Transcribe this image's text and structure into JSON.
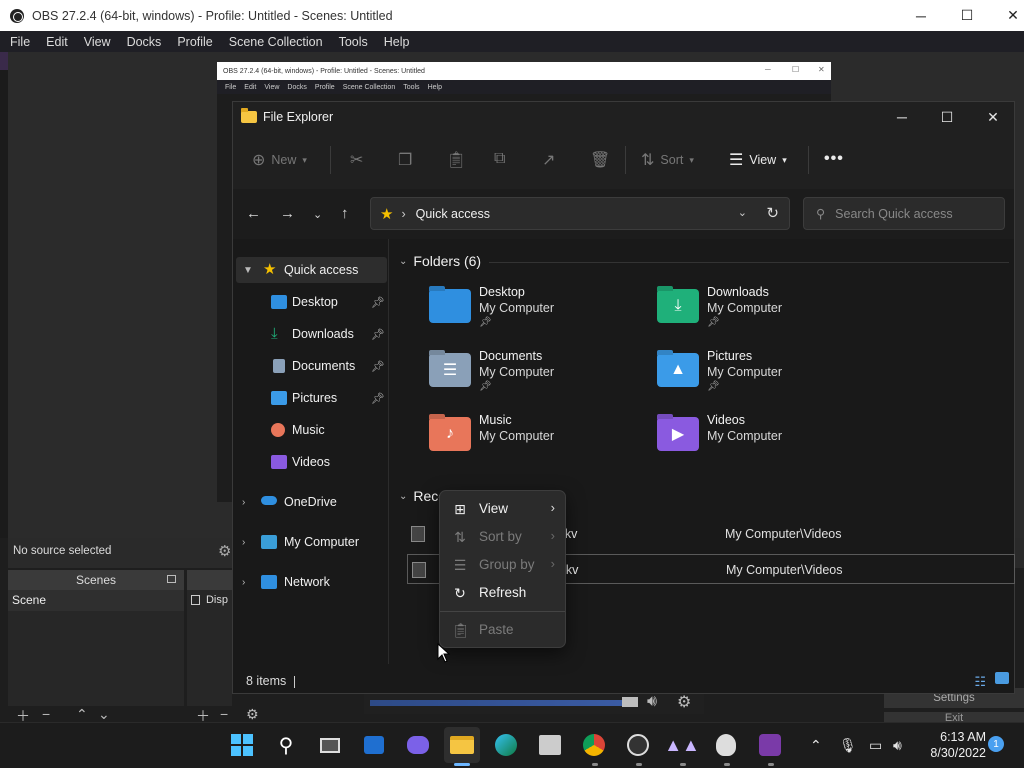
{
  "obs": {
    "title": "OBS 27.2.4 (64-bit, windows) - Profile: Untitled - Scenes: Untitled",
    "menu": [
      "File",
      "Edit",
      "View",
      "Docks",
      "Profile",
      "Scene Collection",
      "Tools",
      "Help"
    ],
    "status_text": "No source selected",
    "scenes_header": "Scenes",
    "scene_item": "Scene",
    "source_item": "Disp",
    "settings_label": "Settings",
    "exit_label": "Exit"
  },
  "nested_obs": {
    "title": "OBS 27.2.4 (64-bit, windows) - Profile: Untitled - Scenes: Untitled",
    "menu": [
      "File",
      "Edit",
      "View",
      "Docks",
      "Profile",
      "Scene Collection",
      "Tools",
      "Help"
    ]
  },
  "explorer": {
    "title": "File Explorer",
    "commands": {
      "new": "New",
      "sort": "Sort",
      "view": "View"
    },
    "address": "Quick access",
    "search_placeholder": "Search Quick access",
    "sidebar": [
      {
        "label": "Quick access",
        "icon": "star-icon",
        "pinned": false
      },
      {
        "label": "Desktop",
        "icon": "desktop-icon",
        "pinned": true
      },
      {
        "label": "Downloads",
        "icon": "download-icon",
        "pinned": true
      },
      {
        "label": "Documents",
        "icon": "document-icon",
        "pinned": true
      },
      {
        "label": "Pictures",
        "icon": "picture-icon",
        "pinned": true
      },
      {
        "label": "Music",
        "icon": "music-icon",
        "pinned": false
      },
      {
        "label": "Videos",
        "icon": "video-icon",
        "pinned": false
      },
      {
        "label": "OneDrive",
        "icon": "cloud-icon",
        "pinned": false
      },
      {
        "label": "My Computer",
        "icon": "computer-icon",
        "pinned": false
      },
      {
        "label": "Network",
        "icon": "network-icon",
        "pinned": false
      }
    ],
    "folders_header": "Folders (6)",
    "folders": [
      {
        "name": "Desktop",
        "location": "My Computer",
        "pinned": true,
        "color": "#2f8fe0"
      },
      {
        "name": "Downloads",
        "location": "My Computer",
        "pinned": true,
        "color": "#1fb07a"
      },
      {
        "name": "Documents",
        "location": "My Computer",
        "pinned": true,
        "color": "#8aa0b8"
      },
      {
        "name": "Pictures",
        "location": "My Computer",
        "pinned": true,
        "color": "#3b9be8"
      },
      {
        "name": "Music",
        "location": "My Computer",
        "pinned": false,
        "color": "#e8765a"
      },
      {
        "name": "Videos",
        "location": "My Computer",
        "pinned": false,
        "color": "#8a5ae0"
      }
    ],
    "recent_header": "Rece",
    "recent_files": [
      {
        "name": ".mkv",
        "location": "My Computer\\Videos"
      },
      {
        "name": ".mkv",
        "location": "My Computer\\Videos"
      }
    ],
    "item_count": "8 items"
  },
  "context_menu": {
    "items": [
      {
        "label": "View",
        "icon": "grid-icon",
        "enabled": true,
        "submenu": true
      },
      {
        "label": "Sort by",
        "icon": "sort-icon",
        "enabled": false,
        "submenu": true
      },
      {
        "label": "Group by",
        "icon": "group-icon",
        "enabled": false,
        "submenu": true
      },
      {
        "label": "Refresh",
        "icon": "refresh-icon",
        "enabled": true,
        "submenu": false
      },
      {
        "label": "Paste",
        "icon": "paste-icon",
        "enabled": false,
        "submenu": false
      }
    ]
  },
  "taskbar": {
    "time": "6:13 AM",
    "date": "8/30/2022",
    "notification_count": "1",
    "accent": "#6cb6ff"
  }
}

-=-=-

-- OBJECTIVE --
Your copy should hold every record word for word and none of the pictures.

-- OUTPUT BELOW --
Transcribe this image's text and structure into JSON.
{
  "obs": {
    "title": "OBS 27.2.4 (64-bit, windows) - Profile: Untitled - Scenes: Untitled",
    "menu": [
      "File",
      "Edit",
      "View",
      "Docks",
      "Profile",
      "Scene Collection",
      "Tools",
      "Help"
    ],
    "status_text": "No source selected",
    "scenes_header": "Scenes",
    "scene_item": "Scene",
    "source_item": "Disp",
    "settings_label": "Settings",
    "exit_label": "Exit"
  },
  "nested_obs": {
    "title": "OBS 27.2.4 (64-bit, windows) - Profile: Untitled - Scenes: Untitled",
    "menu": [
      "File",
      "Edit",
      "View",
      "Docks",
      "Profile",
      "Scene Collection",
      "Tools",
      "Help"
    ]
  },
  "explorer": {
    "title": "File Explorer",
    "commands": {
      "new": "New",
      "sort": "Sort",
      "view": "View"
    },
    "address": "Quick access",
    "search_placeholder": "Search Quick access",
    "sidebar": [
      {
        "label": "Quick access",
        "icon": "star-icon",
        "pinned": false
      },
      {
        "label": "Desktop",
        "icon": "desktop-icon",
        "pinned": true
      },
      {
        "label": "Downloads",
        "icon": "download-icon",
        "pinned": true
      },
      {
        "label": "Documents",
        "icon": "document-icon",
        "pinned": true
      },
      {
        "label": "Pictures",
        "icon": "picture-icon",
        "pinned": true
      },
      {
        "label": "Music",
        "icon": "music-icon",
        "pinned": false
      },
      {
        "label": "Videos",
        "icon": "video-icon",
        "pinned": false
      },
      {
        "label": "OneDrive",
        "icon": "cloud-icon",
        "pinned": false
      },
      {
        "label": "My Computer",
        "icon": "computer-icon",
        "pinned": false
      },
      {
        "label": "Network",
        "icon": "network-icon",
        "pinned": false
      }
    ],
    "folders_header": "Folders (6)",
    "folders": [
      {
        "name": "Desktop",
        "location": "My Computer",
        "pinned": true,
        "color": "#2f8fe0"
      },
      {
        "name": "Downloads",
        "location": "My Computer",
        "pinned": true,
        "color": "#1fb07a"
      },
      {
        "name": "Documents",
        "location": "My Computer",
        "pinned": true,
        "color": "#8aa0b8"
      },
      {
        "name": "Pictures",
        "location": "My Computer",
        "pinned": true,
        "color": "#3b9be8"
      },
      {
        "name": "Music",
        "location": "My Computer",
        "pinned": false,
        "color": "#e8765a"
      },
      {
        "name": "Videos",
        "location": "My Computer",
        "pinned": false,
        "color": "#8a5ae0"
      }
    ],
    "recent_header": "Rece",
    "recent_files": [
      {
        "name": ".mkv",
        "location": "My Computer\\Videos"
      },
      {
        "name": ".mkv",
        "location": "My Computer\\Videos"
      }
    ],
    "item_count": "8 items"
  },
  "context_menu": {
    "items": [
      {
        "label": "View",
        "icon": "grid-icon",
        "enabled": true,
        "submenu": true
      },
      {
        "label": "Sort by",
        "icon": "sort-icon",
        "enabled": false,
        "submenu": true
      },
      {
        "label": "Group by",
        "icon": "group-icon",
        "enabled": false,
        "submenu": true
      },
      {
        "label": "Refresh",
        "icon": "refresh-icon",
        "enabled": true,
        "submenu": false
      },
      {
        "label": "Paste",
        "icon": "paste-icon",
        "enabled": false,
        "submenu": false
      }
    ]
  },
  "taskbar": {
    "time": "6:13 AM",
    "date": "8/30/2022",
    "notification_count": "1",
    "accent": "#6cb6ff"
  }
}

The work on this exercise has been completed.